WHAT YOU SHOULD DO:
Print the complete set of entries exactly.
★ ★ ★ ★
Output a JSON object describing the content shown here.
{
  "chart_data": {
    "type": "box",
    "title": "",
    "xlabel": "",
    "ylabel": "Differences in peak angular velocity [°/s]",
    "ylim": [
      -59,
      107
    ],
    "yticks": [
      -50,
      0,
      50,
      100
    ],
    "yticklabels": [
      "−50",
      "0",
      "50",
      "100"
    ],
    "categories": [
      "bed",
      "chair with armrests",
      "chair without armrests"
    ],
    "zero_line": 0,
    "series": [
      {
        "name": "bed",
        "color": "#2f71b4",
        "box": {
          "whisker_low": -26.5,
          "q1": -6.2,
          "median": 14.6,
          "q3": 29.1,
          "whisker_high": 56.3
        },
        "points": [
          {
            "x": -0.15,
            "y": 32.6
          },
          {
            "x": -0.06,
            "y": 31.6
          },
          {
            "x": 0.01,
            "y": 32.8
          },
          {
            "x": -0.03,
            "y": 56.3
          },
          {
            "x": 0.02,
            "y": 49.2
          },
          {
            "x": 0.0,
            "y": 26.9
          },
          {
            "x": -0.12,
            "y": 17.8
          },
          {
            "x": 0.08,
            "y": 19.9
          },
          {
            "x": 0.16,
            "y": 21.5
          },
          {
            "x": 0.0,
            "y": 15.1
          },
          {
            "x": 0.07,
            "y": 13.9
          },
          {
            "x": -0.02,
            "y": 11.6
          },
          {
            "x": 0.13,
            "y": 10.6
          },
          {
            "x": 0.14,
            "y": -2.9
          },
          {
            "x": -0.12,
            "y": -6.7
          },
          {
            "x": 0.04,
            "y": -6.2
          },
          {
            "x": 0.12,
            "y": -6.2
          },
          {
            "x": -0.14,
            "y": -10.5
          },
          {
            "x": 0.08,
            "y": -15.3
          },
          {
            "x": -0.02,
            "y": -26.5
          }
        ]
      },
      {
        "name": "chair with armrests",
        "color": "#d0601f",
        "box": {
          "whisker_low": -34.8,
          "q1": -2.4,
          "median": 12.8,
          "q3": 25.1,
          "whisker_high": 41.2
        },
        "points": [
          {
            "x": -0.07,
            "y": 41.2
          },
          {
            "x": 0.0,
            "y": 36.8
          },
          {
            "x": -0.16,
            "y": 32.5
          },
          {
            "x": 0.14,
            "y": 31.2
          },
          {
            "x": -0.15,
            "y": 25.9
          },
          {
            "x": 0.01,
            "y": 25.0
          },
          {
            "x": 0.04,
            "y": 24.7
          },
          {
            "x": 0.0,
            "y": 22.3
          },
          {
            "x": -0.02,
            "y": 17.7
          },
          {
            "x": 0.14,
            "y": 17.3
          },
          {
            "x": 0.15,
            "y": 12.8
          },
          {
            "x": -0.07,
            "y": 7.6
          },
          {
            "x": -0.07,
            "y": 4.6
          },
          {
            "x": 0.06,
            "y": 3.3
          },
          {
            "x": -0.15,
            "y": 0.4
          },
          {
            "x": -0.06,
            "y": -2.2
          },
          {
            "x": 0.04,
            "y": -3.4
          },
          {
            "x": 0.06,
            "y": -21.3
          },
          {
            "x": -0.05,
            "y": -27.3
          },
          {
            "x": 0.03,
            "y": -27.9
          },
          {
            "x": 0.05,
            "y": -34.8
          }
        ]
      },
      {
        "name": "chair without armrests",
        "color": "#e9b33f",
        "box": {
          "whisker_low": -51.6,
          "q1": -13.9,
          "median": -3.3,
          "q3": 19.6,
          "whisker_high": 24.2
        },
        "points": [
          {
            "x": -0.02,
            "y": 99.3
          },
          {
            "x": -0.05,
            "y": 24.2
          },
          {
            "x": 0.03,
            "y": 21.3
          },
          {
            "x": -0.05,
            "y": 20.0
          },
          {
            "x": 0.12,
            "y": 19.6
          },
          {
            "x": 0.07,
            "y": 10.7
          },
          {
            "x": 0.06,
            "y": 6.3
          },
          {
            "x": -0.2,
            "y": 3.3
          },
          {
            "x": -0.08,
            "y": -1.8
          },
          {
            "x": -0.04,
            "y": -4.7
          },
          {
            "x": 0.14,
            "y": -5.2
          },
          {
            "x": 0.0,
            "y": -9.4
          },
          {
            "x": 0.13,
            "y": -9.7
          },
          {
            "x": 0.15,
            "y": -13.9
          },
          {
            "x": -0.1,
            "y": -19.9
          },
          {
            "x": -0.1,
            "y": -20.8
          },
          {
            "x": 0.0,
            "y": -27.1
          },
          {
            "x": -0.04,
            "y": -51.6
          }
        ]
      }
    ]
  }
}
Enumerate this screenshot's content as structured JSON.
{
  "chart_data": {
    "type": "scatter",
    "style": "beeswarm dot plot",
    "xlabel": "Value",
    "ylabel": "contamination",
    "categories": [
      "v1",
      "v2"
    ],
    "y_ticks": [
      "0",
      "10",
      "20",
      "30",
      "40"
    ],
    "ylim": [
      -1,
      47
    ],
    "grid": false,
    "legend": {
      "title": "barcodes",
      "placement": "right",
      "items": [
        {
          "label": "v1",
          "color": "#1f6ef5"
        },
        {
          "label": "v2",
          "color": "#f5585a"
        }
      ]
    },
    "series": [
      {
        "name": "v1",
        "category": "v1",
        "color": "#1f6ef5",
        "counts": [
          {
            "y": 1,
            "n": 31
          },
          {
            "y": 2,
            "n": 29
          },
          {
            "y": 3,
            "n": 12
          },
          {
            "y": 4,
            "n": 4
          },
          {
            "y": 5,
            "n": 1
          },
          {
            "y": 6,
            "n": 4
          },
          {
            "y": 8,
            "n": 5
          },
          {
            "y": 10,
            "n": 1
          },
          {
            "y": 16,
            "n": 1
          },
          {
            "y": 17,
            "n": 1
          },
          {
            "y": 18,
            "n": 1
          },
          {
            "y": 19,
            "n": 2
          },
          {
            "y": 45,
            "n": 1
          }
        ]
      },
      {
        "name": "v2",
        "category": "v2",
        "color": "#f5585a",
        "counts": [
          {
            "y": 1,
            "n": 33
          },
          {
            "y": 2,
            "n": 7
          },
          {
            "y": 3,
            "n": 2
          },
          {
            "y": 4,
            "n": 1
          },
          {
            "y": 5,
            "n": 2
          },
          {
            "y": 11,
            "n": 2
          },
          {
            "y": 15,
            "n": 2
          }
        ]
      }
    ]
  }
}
★ ★ ★ ★
SOLUTION:
Output a JSON object describing the content shown here.
{
  "chart_data": {
    "type": "box",
    "title": "",
    "xlabel": "",
    "ylabel": "Differences in peak angular velocity [°/s]",
    "ylim": [
      -59,
      107
    ],
    "yticks": [
      -50,
      0,
      50,
      100
    ],
    "yticklabels": [
      "−50",
      "0",
      "50",
      "100"
    ],
    "categories": [
      "bed",
      "chair with armrests",
      "chair without armrests"
    ],
    "zero_line": 0,
    "series": [
      {
        "name": "bed",
        "color": "#2f71b4",
        "box": {
          "whisker_low": -26.5,
          "q1": -6.2,
          "median": 14.6,
          "q3": 29.1,
          "whisker_high": 56.3
        },
        "points": [
          {
            "x": -0.15,
            "y": 32.6
          },
          {
            "x": -0.06,
            "y": 31.6
          },
          {
            "x": 0.01,
            "y": 32.8
          },
          {
            "x": -0.03,
            "y": 56.3
          },
          {
            "x": 0.02,
            "y": 49.2
          },
          {
            "x": 0.0,
            "y": 26.9
          },
          {
            "x": -0.12,
            "y": 17.8
          },
          {
            "x": 0.08,
            "y": 19.9
          },
          {
            "x": 0.16,
            "y": 21.5
          },
          {
            "x": 0.0,
            "y": 15.1
          },
          {
            "x": 0.07,
            "y": 13.9
          },
          {
            "x": -0.02,
            "y": 11.6
          },
          {
            "x": 0.13,
            "y": 10.6
          },
          {
            "x": 0.14,
            "y": -2.9
          },
          {
            "x": -0.12,
            "y": -6.7
          },
          {
            "x": 0.04,
            "y": -6.2
          },
          {
            "x": 0.12,
            "y": -6.2
          },
          {
            "x": -0.14,
            "y": -10.5
          },
          {
            "x": 0.08,
            "y": -15.3
          },
          {
            "x": -0.02,
            "y": -26.5
          }
        ]
      },
      {
        "name": "chair with armrests",
        "color": "#d0601f",
        "box": {
          "whisker_low": -34.8,
          "q1": -2.4,
          "median": 12.8,
          "q3": 25.1,
          "whisker_high": 41.2
        },
        "points": [
          {
            "x": -0.07,
            "y": 41.2
          },
          {
            "x": 0.0,
            "y": 36.8
          },
          {
            "x": -0.16,
            "y": 32.5
          },
          {
            "x": 0.14,
            "y": 31.2
          },
          {
            "x": -0.15,
            "y": 25.9
          },
          {
            "x": 0.01,
            "y": 25.0
          },
          {
            "x": 0.04,
            "y": 24.7
          },
          {
            "x": 0.0,
            "y": 22.3
          },
          {
            "x": -0.02,
            "y": 17.7
          },
          {
            "x": 0.14,
            "y": 17.3
          },
          {
            "x": 0.15,
            "y": 12.8
          },
          {
            "x": -0.07,
            "y": 7.6
          },
          {
            "x": -0.07,
            "y": 4.6
          },
          {
            "x": 0.06,
            "y": 3.3
          },
          {
            "x": -0.15,
            "y": 0.4
          },
          {
            "x": -0.06,
            "y": -2.2
          },
          {
            "x": 0.04,
            "y": -3.4
          },
          {
            "x": 0.06,
            "y": -21.3
          },
          {
            "x": -0.05,
            "y": -27.3
          },
          {
            "x": 0.03,
            "y": -27.9
          },
          {
            "x": 0.05,
            "y": -34.8
          }
        ]
      },
      {
        "name": "chair without armrests",
        "color": "#e9b33f",
        "box": {
          "whisker_low": -51.6,
          "q1": -13.9,
          "median": -3.3,
          "q3": 19.6,
          "whisker_high": 24.2
        },
        "points": [
          {
            "x": -0.02,
            "y": 99.3
          },
          {
            "x": -0.05,
            "y": 24.2
          },
          {
            "x": 0.03,
            "y": 21.3
          },
          {
            "x": -0.05,
            "y": 20.0
          },
          {
            "x": 0.12,
            "y": 19.6
          },
          {
            "x": 0.07,
            "y": 10.7
          },
          {
            "x": 0.06,
            "y": 6.3
          },
          {
            "x": -0.2,
            "y": 3.3
          },
          {
            "x": -0.08,
            "y": -1.8
          },
          {
            "x": -0.04,
            "y": -4.7
          },
          {
            "x": 0.14,
            "y": -5.2
          },
          {
            "x": 0.0,
            "y": -9.4
          },
          {
            "x": 0.13,
            "y": -9.7
          },
          {
            "x": 0.15,
            "y": -13.9
          },
          {
            "x": -0.1,
            "y": -19.9
          },
          {
            "x": -0.1,
            "y": -20.8
          },
          {
            "x": 0.0,
            "y": -27.1
          },
          {
            "x": -0.04,
            "y": -51.6
          }
        ]
      }
    ]
  }
}
Enumerate this screenshot's content as structured JSON.
{
  "chart_data": {
    "type": "scatter",
    "style": "beeswarm dot plot",
    "xlabel": "Value",
    "ylabel": "contamination",
    "categories": [
      "v1",
      "v2"
    ],
    "y_ticks": [
      "0",
      "10",
      "20",
      "30",
      "40"
    ],
    "ylim": [
      -1,
      47
    ],
    "grid": false,
    "legend": {
      "title": "barcodes",
      "placement": "right",
      "items": [
        {
          "label": "v1",
          "color": "#1f6ef5"
        },
        {
          "label": "v2",
          "color": "#f5585a"
        }
      ]
    },
    "series": [
      {
        "name": "v1",
        "category": "v1",
        "color": "#1f6ef5",
        "counts": [
          {
            "y": 1,
            "n": 31
          },
          {
            "y": 2,
            "n": 29
          },
          {
            "y": 3,
            "n": 12
          },
          {
            "y": 4,
            "n": 4
          },
          {
            "y": 5,
            "n": 1
          },
          {
            "y": 6,
            "n": 4
          },
          {
            "y": 8,
            "n": 5
          },
          {
            "y": 10,
            "n": 1
          },
          {
            "y": 16,
            "n": 1
          },
          {
            "y": 17,
            "n": 1
          },
          {
            "y": 18,
            "n": 1
          },
          {
            "y": 19,
            "n": 2
          },
          {
            "y": 45,
            "n": 1
          }
        ]
      },
      {
        "name": "v2",
        "category": "v2",
        "color": "#f5585a",
        "counts": [
          {
            "y": 1,
            "n": 33
          },
          {
            "y": 2,
            "n": 7
          },
          {
            "y": 3,
            "n": 2
          },
          {
            "y": 4,
            "n": 1
          },
          {
            "y": 5,
            "n": 2
          },
          {
            "y": 11,
            "n": 2
          },
          {
            "y": 15,
            "n": 2
          }
        ]
      }
    ]
  }
}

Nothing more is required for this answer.